**Material**

=====

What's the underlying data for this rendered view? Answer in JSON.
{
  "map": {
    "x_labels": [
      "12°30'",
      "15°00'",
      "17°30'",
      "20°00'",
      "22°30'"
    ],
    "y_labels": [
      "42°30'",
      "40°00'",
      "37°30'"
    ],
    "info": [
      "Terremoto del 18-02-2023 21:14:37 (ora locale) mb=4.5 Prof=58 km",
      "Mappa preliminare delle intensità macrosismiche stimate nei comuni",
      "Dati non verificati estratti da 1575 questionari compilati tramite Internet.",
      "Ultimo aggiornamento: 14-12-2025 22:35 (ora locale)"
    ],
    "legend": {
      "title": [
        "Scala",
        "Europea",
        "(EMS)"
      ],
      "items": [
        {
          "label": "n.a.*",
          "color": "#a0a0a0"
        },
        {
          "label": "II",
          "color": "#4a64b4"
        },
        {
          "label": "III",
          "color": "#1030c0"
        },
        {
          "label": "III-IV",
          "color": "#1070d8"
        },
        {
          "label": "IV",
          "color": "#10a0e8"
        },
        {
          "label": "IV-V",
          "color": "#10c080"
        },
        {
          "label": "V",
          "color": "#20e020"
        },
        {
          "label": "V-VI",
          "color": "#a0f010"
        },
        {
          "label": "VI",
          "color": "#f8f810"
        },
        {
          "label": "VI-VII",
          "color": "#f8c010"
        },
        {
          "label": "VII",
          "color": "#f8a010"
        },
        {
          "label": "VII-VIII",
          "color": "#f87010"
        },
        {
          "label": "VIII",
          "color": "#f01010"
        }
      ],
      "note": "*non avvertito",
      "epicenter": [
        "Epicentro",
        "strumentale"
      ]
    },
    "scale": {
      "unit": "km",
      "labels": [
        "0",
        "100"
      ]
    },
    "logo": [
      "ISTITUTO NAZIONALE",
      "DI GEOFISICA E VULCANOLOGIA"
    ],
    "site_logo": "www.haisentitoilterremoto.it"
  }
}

=====

**What is being asked**
Write the listing out again, exactly as it reads.

**Result**
What's the underlying data for this rendered view? Answer in JSON.
{
  "map": {
    "x_labels": [
      "12°30'",
      "15°00'",
      "17°30'",
      "20°00'",
      "22°30'"
    ],
    "y_labels": [
      "42°30'",
      "40°00'",
      "37°30'"
    ],
    "info": [
      "Terremoto del 18-02-2023 21:14:37 (ora locale) mb=4.5 Prof=58 km",
      "Mappa preliminare delle intensità macrosismiche stimate nei comuni",
      "Dati non verificati estratti da 1575 questionari compilati tramite Internet.",
      "Ultimo aggiornamento: 14-12-2025 22:35 (ora locale)"
    ],
    "legend": {
      "title": [
        "Scala",
        "Europea",
        "(EMS)"
      ],
      "items": [
        {
          "label": "n.a.*",
          "color": "#a0a0a0"
        },
        {
          "label": "II",
          "color": "#4a64b4"
        },
        {
          "label": "III",
          "color": "#1030c0"
        },
        {
          "label": "III-IV",
          "color": "#1070d8"
        },
        {
          "label": "IV",
          "color": "#10a0e8"
        },
        {
          "label": "IV-V",
          "color": "#10c080"
        },
        {
          "label": "V",
          "color": "#20e020"
        },
        {
          "label": "V-VI",
          "color": "#a0f010"
        },
        {
          "label": "VI",
          "color": "#f8f810"
        },
        {
          "label": "VI-VII",
          "color": "#f8c010"
        },
        {
          "label": "VII",
          "color": "#f8a010"
        },
        {
          "label": "VII-VIII",
          "color": "#f87010"
        },
        {
          "label": "VIII",
          "color": "#f01010"
        }
      ],
      "note": "*non avvertito",
      "epicenter": [
        "Epicentro",
        "strumentale"
      ]
    },
    "scale": {
      "unit": "km",
      "labels": [
        "0",
        "100"
      ]
    },
    "logo": [
      "ISTITUTO NAZIONALE",
      "DI GEOFISICA E VULCANOLOGIA"
    ],
    "site_logo": "www.haisentitoilterremoto.it"
  }
}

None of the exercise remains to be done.